§ **Given exercise**:
Send each entry back exactly as given, pictures excluded.
****
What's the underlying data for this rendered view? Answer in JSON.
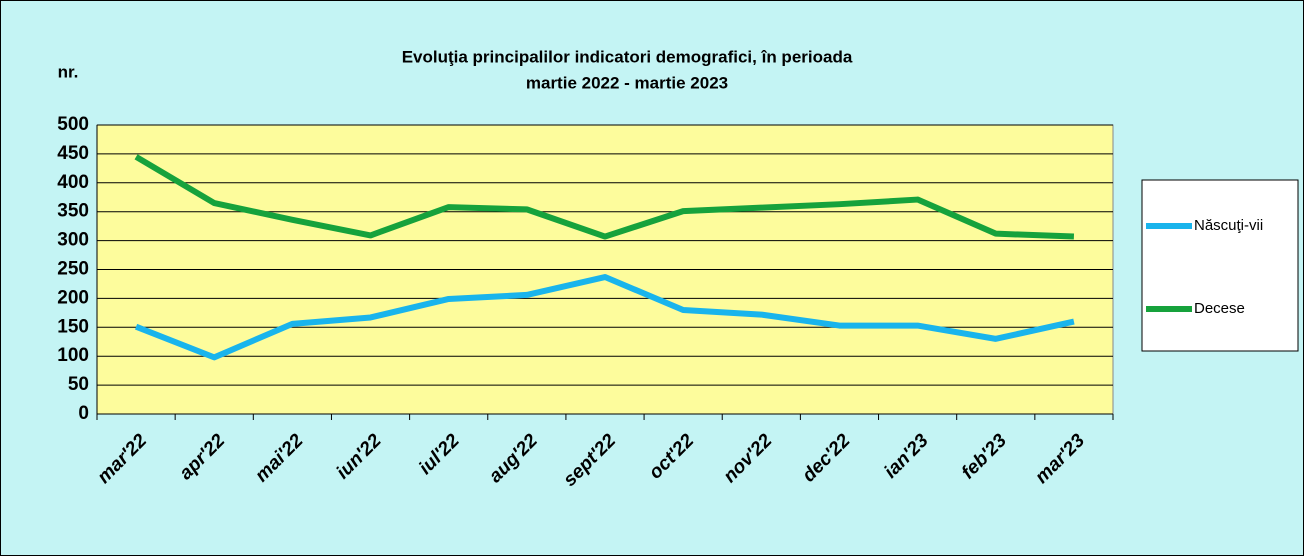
{
  "chart_data": {
    "type": "line",
    "title": [
      "Evoluţia principalilor  indicatori demografici, în perioada",
      "martie 2022 - martie 2023"
    ],
    "y_label": "nr.",
    "categories": [
      "mar'22",
      "apr'22",
      "mai'22",
      "iun'22",
      "iul'22",
      "aug'22",
      "sept'22",
      "oct'22",
      "nov'22",
      "dec'22",
      "ian'23",
      "feb'23",
      "mar'23"
    ],
    "series": [
      {
        "name": "Născuţi-vii",
        "color": "#19b4ec",
        "values": [
          151,
          98,
          156,
          167,
          199,
          206,
          237,
          180,
          172,
          153,
          153,
          130,
          160
        ]
      },
      {
        "name": "Decese",
        "color": "#16a23c",
        "values": [
          445,
          365,
          336,
          309,
          358,
          354,
          307,
          351,
          357,
          363,
          371,
          312,
          307
        ]
      }
    ],
    "ylim": [
      0,
      500
    ],
    "yticks": [
      0,
      50,
      100,
      150,
      200,
      250,
      300,
      350,
      400,
      450,
      500
    ],
    "grid": true,
    "legend": "right"
  }
}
****
§ **Answer**:
What's the underlying data for this rendered view? Answer in JSON.
{
  "chart_data": {
    "type": "line",
    "title": [
      "Evoluţia principalilor  indicatori demografici, în perioada",
      "martie 2022 - martie 2023"
    ],
    "y_label": "nr.",
    "categories": [
      "mar'22",
      "apr'22",
      "mai'22",
      "iun'22",
      "iul'22",
      "aug'22",
      "sept'22",
      "oct'22",
      "nov'22",
      "dec'22",
      "ian'23",
      "feb'23",
      "mar'23"
    ],
    "series": [
      {
        "name": "Născuţi-vii",
        "color": "#19b4ec",
        "values": [
          151,
          98,
          156,
          167,
          199,
          206,
          237,
          180,
          172,
          153,
          153,
          130,
          160
        ]
      },
      {
        "name": "Decese",
        "color": "#16a23c",
        "values": [
          445,
          365,
          336,
          309,
          358,
          354,
          307,
          351,
          357,
          363,
          371,
          312,
          307
        ]
      }
    ],
    "ylim": [
      0,
      500
    ],
    "yticks": [
      0,
      50,
      100,
      150,
      200,
      250,
      300,
      350,
      400,
      450,
      500
    ],
    "grid": true,
    "legend": "right"
  }
}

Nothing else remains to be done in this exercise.